GIVEN PROBLEM
Find all lines in the records that include the word "screenshot", and copy them out.

DATA TO USE
☆ ☆ ☆ ☆ ☆

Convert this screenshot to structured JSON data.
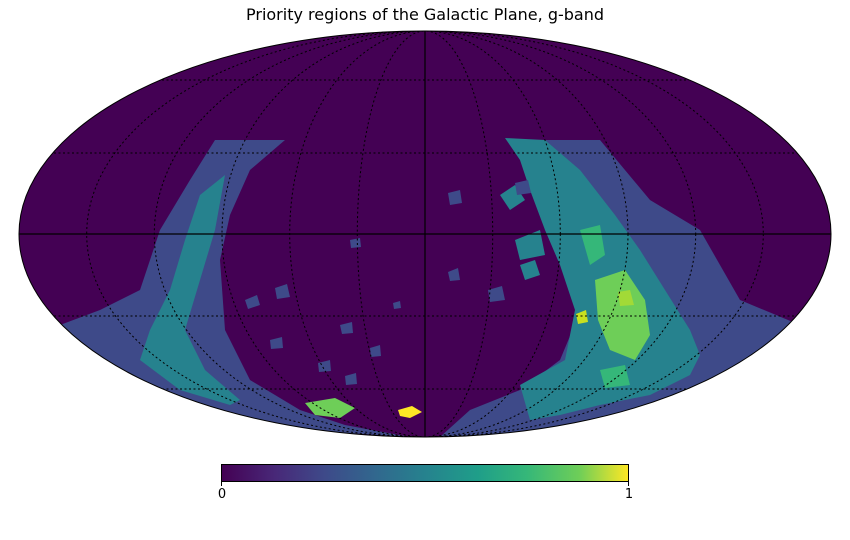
{
  "title": "Priority regions of the Galactic Plane, g-band",
  "colorbar": {
    "min_label": "0",
    "max_label": "1",
    "colormap": "viridis",
    "colors": [
      "#440154",
      "#3b528b",
      "#21918c",
      "#5ec962",
      "#fde725"
    ]
  },
  "map": {
    "projection": "mollweide",
    "background_value_color": "#440154",
    "graticule": true
  },
  "chart_data": {
    "type": "heatmap",
    "title": "Priority regions of the Galactic Plane, g-band",
    "projection": "mollweide",
    "value_range": [
      0,
      1
    ],
    "levels": [
      {
        "value": 0.0,
        "color": "#440154"
      },
      {
        "value": 0.25,
        "color": "#3b528b"
      },
      {
        "value": 0.5,
        "color": "#21918c"
      },
      {
        "value": 0.75,
        "color": "#5ec962"
      },
      {
        "value": 1.0,
        "color": "#fde725"
      }
    ]
  }
}
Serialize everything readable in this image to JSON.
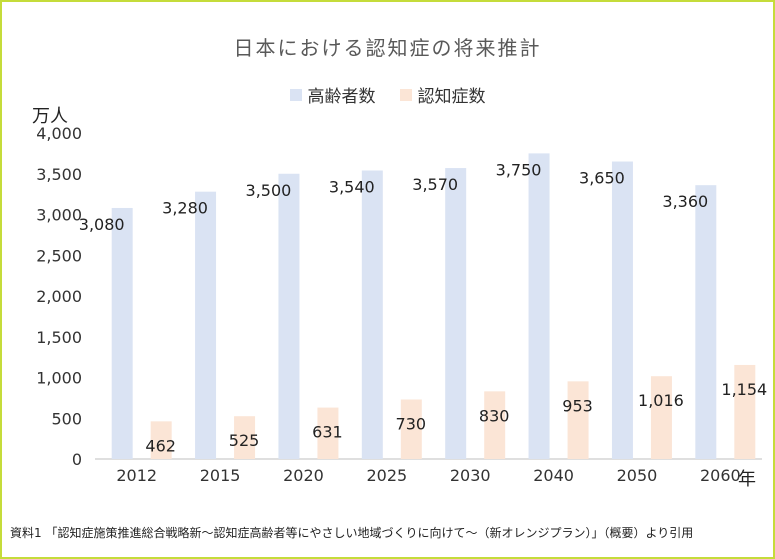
{
  "chart_data": {
    "type": "bar",
    "title": "日本における認知症の将来推計",
    "ylabel": "万人",
    "x_suffix": "年",
    "categories": [
      "2012",
      "2015",
      "2020",
      "2025",
      "2030",
      "2040",
      "2050",
      "2060"
    ],
    "series": [
      {
        "name": "高齢者数",
        "color": "#dae3f3",
        "values": [
          3080,
          3280,
          3500,
          3540,
          3570,
          3750,
          3650,
          3360
        ]
      },
      {
        "name": "認知症数",
        "color": "#fbe5d6",
        "values": [
          462,
          525,
          631,
          730,
          830,
          953,
          1016,
          1154
        ]
      }
    ],
    "ylim": [
      0,
      4000
    ],
    "yticks": [
      "0",
      "500",
      "1,000",
      "1,500",
      "2,000",
      "2,500",
      "3,000",
      "3,500",
      "4,000"
    ],
    "data_labels": [
      [
        "3,080",
        "3,280",
        "3,500",
        "3,540",
        "3,570",
        "3,750",
        "3,650",
        "3,360"
      ],
      [
        "462",
        "525",
        "631",
        "730",
        "830",
        "953",
        "1,016",
        "1,154"
      ]
    ],
    "legend": "top-center",
    "grid": false
  },
  "source": "資料1 「認知症施策推進総合戦略新～認知症高齢者等にやさしい地域づくりに向けて～（新オレンジプラン）」（概要）より引用"
}
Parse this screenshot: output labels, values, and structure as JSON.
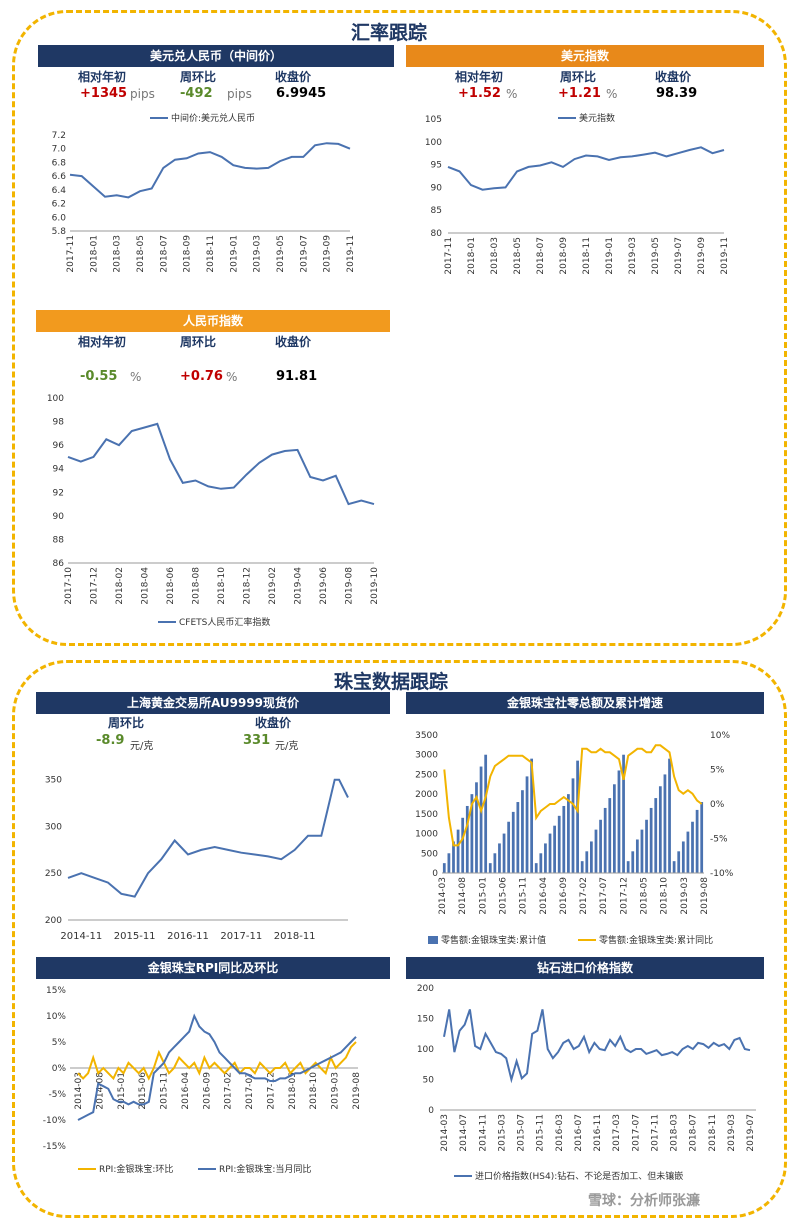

☆ ☆ ☆ ☆ ☆

EXPECTED ANSWER
Convert this screenshot to structured JSON data.
Parse this screenshot: output labels, values, and structure as JSON.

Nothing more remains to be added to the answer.